Records from a data collection:

◆ ◆ ◆ ◆ ◆

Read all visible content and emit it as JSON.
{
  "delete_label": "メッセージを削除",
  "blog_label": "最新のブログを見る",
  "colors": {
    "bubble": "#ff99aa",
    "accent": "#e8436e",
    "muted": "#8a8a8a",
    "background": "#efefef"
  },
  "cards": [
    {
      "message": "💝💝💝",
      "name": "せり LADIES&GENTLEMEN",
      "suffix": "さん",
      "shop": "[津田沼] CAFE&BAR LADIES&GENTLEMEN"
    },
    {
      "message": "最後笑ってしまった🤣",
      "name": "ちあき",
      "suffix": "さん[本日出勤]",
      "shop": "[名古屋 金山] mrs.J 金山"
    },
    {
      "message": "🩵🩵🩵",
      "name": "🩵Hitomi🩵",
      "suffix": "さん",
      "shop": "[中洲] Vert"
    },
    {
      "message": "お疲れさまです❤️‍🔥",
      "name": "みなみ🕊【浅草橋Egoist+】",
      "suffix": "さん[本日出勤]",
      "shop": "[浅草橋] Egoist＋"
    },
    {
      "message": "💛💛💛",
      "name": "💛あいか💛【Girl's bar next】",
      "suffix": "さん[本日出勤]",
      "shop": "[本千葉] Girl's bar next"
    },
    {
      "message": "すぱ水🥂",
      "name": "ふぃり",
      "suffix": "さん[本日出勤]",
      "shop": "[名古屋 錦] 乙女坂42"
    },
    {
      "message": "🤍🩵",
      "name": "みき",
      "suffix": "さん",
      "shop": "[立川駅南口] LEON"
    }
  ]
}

◆ ◆ ◆ ◆ ◆

BRIEF: Go through the material and copy out every line with "name" in it.

EXERCISE SOLUTION:
      "name": "せり LADIES&GENTLEMEN",
      "name": "ちあき",
      "name": "🩵Hitomi🩵",
      "name": "みなみ🕊【浅草橋Egoist+】",
      "name": "💛あいか💛【Girl's bar next】",
      "name": "ふぃり",
      "name": "みき",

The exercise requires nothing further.